§ Written exercise: Repeat the records word for word, excluding any picture.

— START Supplied entries —

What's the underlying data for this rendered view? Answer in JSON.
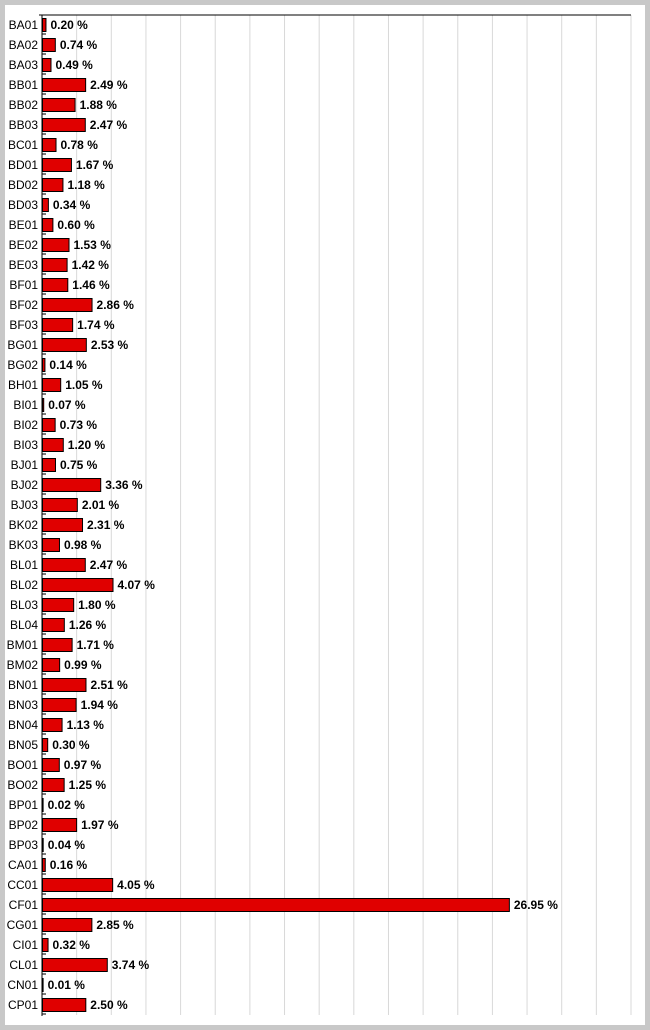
{
  "chart_data": {
    "type": "bar",
    "orientation": "horizontal",
    "categories": [
      "BA01",
      "BA02",
      "BA03",
      "BB01",
      "BB02",
      "BB03",
      "BC01",
      "BD01",
      "BD02",
      "BD03",
      "BE01",
      "BE02",
      "BE03",
      "BF01",
      "BF02",
      "BF03",
      "BG01",
      "BG02",
      "BH01",
      "BI01",
      "BI02",
      "BI03",
      "BJ01",
      "BJ02",
      "BJ03",
      "BK02",
      "BK03",
      "BL01",
      "BL02",
      "BL03",
      "BL04",
      "BM01",
      "BM02",
      "BN01",
      "BN03",
      "BN04",
      "BN05",
      "BO01",
      "BO02",
      "BP01",
      "BP02",
      "BP03",
      "CA01",
      "CC01",
      "CF01",
      "CG01",
      "CI01",
      "CL01",
      "CN01",
      "CP01"
    ],
    "values": [
      0.2,
      0.74,
      0.49,
      2.49,
      1.88,
      2.47,
      0.78,
      1.67,
      1.18,
      0.34,
      0.6,
      1.53,
      1.42,
      1.46,
      2.86,
      1.74,
      2.53,
      0.14,
      1.05,
      0.07,
      0.73,
      1.2,
      0.75,
      3.36,
      2.01,
      2.31,
      0.98,
      2.47,
      4.07,
      1.8,
      1.26,
      1.71,
      0.99,
      2.51,
      1.94,
      1.13,
      0.3,
      0.97,
      1.25,
      0.02,
      1.97,
      0.04,
      0.16,
      4.05,
      26.95,
      2.85,
      0.32,
      3.74,
      0.01,
      2.5
    ],
    "value_labels": [
      "0.20 %",
      "0.74 %",
      "0.49 %",
      "2.49 %",
      "1.88 %",
      "2.47 %",
      "0.78 %",
      "1.67 %",
      "1.18 %",
      "0.34 %",
      "0.60 %",
      "1.53 %",
      "1.42 %",
      "1.46 %",
      "2.86 %",
      "1.74 %",
      "2.53 %",
      "0.14 %",
      "1.05 %",
      "0.07 %",
      "0.73 %",
      "1.20 %",
      "0.75 %",
      "3.36 %",
      "2.01 %",
      "2.31 %",
      "0.98 %",
      "2.47 %",
      "4.07 %",
      "1.80 %",
      "1.26 %",
      "1.71 %",
      "0.99 %",
      "2.51 %",
      "1.94 %",
      "1.13 %",
      "0.30 %",
      "0.97 %",
      "1.25 %",
      "0.02 %",
      "1.97 %",
      "0.04 %",
      "0.16 %",
      "4.05 %",
      "26.95 %",
      "2.85 %",
      "0.32 %",
      "3.74 %",
      "0.01 %",
      "2.50 %"
    ],
    "xlim": [
      0,
      34
    ],
    "grid": true,
    "legend": "none",
    "title": "",
    "xlabel": "",
    "ylabel": "",
    "colors": {
      "bar_fill": "#e00000",
      "bar_stroke": "#000000",
      "grid": "#d8d8d8",
      "frame": "#c8c8c8",
      "plot_bg": "#ffffff"
    }
  }
}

— END Supplied entries —

§ Final result:
What's the underlying data for this rendered view? Answer in JSON.
{
  "chart_data": {
    "type": "bar",
    "orientation": "horizontal",
    "categories": [
      "BA01",
      "BA02",
      "BA03",
      "BB01",
      "BB02",
      "BB03",
      "BC01",
      "BD01",
      "BD02",
      "BD03",
      "BE01",
      "BE02",
      "BE03",
      "BF01",
      "BF02",
      "BF03",
      "BG01",
      "BG02",
      "BH01",
      "BI01",
      "BI02",
      "BI03",
      "BJ01",
      "BJ02",
      "BJ03",
      "BK02",
      "BK03",
      "BL01",
      "BL02",
      "BL03",
      "BL04",
      "BM01",
      "BM02",
      "BN01",
      "BN03",
      "BN04",
      "BN05",
      "BO01",
      "BO02",
      "BP01",
      "BP02",
      "BP03",
      "CA01",
      "CC01",
      "CF01",
      "CG01",
      "CI01",
      "CL01",
      "CN01",
      "CP01"
    ],
    "values": [
      0.2,
      0.74,
      0.49,
      2.49,
      1.88,
      2.47,
      0.78,
      1.67,
      1.18,
      0.34,
      0.6,
      1.53,
      1.42,
      1.46,
      2.86,
      1.74,
      2.53,
      0.14,
      1.05,
      0.07,
      0.73,
      1.2,
      0.75,
      3.36,
      2.01,
      2.31,
      0.98,
      2.47,
      4.07,
      1.8,
      1.26,
      1.71,
      0.99,
      2.51,
      1.94,
      1.13,
      0.3,
      0.97,
      1.25,
      0.02,
      1.97,
      0.04,
      0.16,
      4.05,
      26.95,
      2.85,
      0.32,
      3.74,
      0.01,
      2.5
    ],
    "value_labels": [
      "0.20 %",
      "0.74 %",
      "0.49 %",
      "2.49 %",
      "1.88 %",
      "2.47 %",
      "0.78 %",
      "1.67 %",
      "1.18 %",
      "0.34 %",
      "0.60 %",
      "1.53 %",
      "1.42 %",
      "1.46 %",
      "2.86 %",
      "1.74 %",
      "2.53 %",
      "0.14 %",
      "1.05 %",
      "0.07 %",
      "0.73 %",
      "1.20 %",
      "0.75 %",
      "3.36 %",
      "2.01 %",
      "2.31 %",
      "0.98 %",
      "2.47 %",
      "4.07 %",
      "1.80 %",
      "1.26 %",
      "1.71 %",
      "0.99 %",
      "2.51 %",
      "1.94 %",
      "1.13 %",
      "0.30 %",
      "0.97 %",
      "1.25 %",
      "0.02 %",
      "1.97 %",
      "0.04 %",
      "0.16 %",
      "4.05 %",
      "26.95 %",
      "2.85 %",
      "0.32 %",
      "3.74 %",
      "0.01 %",
      "2.50 %"
    ],
    "xlim": [
      0,
      34
    ],
    "grid": true,
    "legend": "none",
    "title": "",
    "xlabel": "",
    "ylabel": "",
    "colors": {
      "bar_fill": "#e00000",
      "bar_stroke": "#000000",
      "grid": "#d8d8d8",
      "frame": "#c8c8c8",
      "plot_bg": "#ffffff"
    }
  }
}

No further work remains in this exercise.